= AIM OF THE TASK =
Every line below that holds the string "JSON" should be copied out.

═══ MATERIAL SHOWN

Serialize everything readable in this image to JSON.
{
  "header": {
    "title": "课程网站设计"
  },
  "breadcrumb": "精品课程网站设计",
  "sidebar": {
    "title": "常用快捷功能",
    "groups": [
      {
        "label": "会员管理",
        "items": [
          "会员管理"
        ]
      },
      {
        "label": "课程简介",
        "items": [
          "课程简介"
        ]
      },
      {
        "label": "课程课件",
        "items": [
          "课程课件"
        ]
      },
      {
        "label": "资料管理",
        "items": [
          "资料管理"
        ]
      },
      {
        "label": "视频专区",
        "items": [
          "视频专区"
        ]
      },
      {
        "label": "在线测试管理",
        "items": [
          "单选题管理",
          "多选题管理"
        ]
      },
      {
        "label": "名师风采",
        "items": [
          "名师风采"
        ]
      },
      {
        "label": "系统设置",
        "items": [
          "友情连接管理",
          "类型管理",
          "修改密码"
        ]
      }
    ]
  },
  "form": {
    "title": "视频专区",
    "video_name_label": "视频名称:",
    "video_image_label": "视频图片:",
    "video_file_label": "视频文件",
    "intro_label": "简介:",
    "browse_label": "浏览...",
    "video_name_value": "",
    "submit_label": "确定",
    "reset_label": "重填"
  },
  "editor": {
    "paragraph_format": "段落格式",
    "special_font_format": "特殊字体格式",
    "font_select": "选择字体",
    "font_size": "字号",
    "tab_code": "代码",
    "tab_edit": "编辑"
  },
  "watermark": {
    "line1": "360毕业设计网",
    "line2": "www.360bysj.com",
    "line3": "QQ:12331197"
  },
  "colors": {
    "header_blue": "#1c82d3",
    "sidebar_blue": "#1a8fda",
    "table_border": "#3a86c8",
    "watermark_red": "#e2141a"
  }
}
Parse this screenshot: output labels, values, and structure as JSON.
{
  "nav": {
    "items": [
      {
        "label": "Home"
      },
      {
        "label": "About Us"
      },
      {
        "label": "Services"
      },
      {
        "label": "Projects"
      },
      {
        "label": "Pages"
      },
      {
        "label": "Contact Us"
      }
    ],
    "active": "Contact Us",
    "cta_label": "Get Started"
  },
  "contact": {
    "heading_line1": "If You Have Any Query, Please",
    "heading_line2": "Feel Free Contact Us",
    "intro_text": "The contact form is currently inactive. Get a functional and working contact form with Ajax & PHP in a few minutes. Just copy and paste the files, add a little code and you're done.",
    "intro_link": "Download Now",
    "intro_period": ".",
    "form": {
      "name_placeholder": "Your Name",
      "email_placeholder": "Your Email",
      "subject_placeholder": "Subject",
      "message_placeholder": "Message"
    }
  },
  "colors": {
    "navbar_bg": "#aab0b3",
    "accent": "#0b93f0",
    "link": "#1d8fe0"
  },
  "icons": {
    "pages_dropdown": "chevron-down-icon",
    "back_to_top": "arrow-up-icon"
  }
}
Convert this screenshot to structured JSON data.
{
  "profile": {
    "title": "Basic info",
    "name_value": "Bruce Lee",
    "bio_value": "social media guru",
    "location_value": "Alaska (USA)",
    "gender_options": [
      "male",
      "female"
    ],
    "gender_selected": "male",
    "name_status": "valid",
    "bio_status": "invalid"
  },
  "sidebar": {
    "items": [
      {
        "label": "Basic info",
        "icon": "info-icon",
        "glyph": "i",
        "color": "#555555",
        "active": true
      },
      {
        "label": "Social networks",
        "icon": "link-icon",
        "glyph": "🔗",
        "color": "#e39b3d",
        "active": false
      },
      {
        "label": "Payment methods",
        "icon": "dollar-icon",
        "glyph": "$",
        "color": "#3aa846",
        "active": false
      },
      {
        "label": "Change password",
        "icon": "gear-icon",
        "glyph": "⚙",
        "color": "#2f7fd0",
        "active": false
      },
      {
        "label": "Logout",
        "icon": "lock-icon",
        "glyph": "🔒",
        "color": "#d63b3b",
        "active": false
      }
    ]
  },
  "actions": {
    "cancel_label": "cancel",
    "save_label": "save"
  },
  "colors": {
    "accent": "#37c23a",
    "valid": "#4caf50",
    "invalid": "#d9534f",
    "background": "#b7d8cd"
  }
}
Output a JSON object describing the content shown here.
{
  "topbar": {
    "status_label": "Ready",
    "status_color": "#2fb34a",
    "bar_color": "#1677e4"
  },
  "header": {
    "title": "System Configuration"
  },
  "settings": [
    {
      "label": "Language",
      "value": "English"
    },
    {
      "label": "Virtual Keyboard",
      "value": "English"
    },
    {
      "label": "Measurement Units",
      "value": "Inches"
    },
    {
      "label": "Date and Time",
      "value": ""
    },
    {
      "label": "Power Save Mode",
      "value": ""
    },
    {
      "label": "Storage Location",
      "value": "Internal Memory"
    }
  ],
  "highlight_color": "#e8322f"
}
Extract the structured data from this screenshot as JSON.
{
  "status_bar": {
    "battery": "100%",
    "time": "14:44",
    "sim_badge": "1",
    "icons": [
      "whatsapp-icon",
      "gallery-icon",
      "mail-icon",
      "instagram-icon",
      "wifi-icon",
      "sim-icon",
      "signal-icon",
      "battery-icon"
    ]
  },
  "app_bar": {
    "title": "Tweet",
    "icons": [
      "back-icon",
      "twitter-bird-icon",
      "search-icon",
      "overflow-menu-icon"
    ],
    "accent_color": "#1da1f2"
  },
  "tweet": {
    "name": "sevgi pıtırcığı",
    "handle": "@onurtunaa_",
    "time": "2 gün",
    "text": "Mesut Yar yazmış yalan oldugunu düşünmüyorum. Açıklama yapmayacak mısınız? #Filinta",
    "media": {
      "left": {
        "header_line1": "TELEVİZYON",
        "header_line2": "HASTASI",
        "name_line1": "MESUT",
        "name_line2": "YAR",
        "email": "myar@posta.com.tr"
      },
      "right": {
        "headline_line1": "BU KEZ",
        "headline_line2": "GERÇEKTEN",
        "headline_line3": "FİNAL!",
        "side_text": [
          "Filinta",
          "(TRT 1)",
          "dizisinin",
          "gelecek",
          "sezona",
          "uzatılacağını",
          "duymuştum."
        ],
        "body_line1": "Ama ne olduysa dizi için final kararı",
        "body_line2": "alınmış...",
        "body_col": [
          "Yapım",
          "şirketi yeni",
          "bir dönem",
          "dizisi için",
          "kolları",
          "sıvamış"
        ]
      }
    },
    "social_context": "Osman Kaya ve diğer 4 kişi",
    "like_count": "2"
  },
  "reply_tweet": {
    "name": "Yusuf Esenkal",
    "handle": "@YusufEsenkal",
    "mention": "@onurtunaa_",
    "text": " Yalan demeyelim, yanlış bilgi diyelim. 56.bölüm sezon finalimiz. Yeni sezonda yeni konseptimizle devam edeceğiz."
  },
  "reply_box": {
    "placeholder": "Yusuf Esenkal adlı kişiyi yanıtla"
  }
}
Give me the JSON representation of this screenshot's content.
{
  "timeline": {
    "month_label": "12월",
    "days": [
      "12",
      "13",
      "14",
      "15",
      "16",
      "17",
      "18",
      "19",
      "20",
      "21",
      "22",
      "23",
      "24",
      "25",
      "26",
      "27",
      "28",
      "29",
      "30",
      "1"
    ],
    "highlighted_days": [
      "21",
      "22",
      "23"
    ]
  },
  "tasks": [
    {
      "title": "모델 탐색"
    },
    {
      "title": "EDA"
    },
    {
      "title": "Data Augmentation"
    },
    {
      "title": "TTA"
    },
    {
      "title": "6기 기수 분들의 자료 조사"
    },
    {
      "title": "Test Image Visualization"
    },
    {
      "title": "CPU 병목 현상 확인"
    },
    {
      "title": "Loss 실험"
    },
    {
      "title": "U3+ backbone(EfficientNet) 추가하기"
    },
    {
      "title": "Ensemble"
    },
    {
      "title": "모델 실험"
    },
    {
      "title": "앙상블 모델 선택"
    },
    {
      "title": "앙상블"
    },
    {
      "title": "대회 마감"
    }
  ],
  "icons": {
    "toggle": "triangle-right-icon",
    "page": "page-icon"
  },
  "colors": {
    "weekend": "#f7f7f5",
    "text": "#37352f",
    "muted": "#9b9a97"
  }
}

══════

= WRITTEN ANSWER =
Serialize everything readable in this image to JSON.
Parse this screenshot: output labels, values, and structure as JSON.
Convert this screenshot to structured JSON data.
Output a JSON object describing the content shown here.
Extract the structured data from this screenshot as JSON.
Give me the JSON representation of this screenshot's content.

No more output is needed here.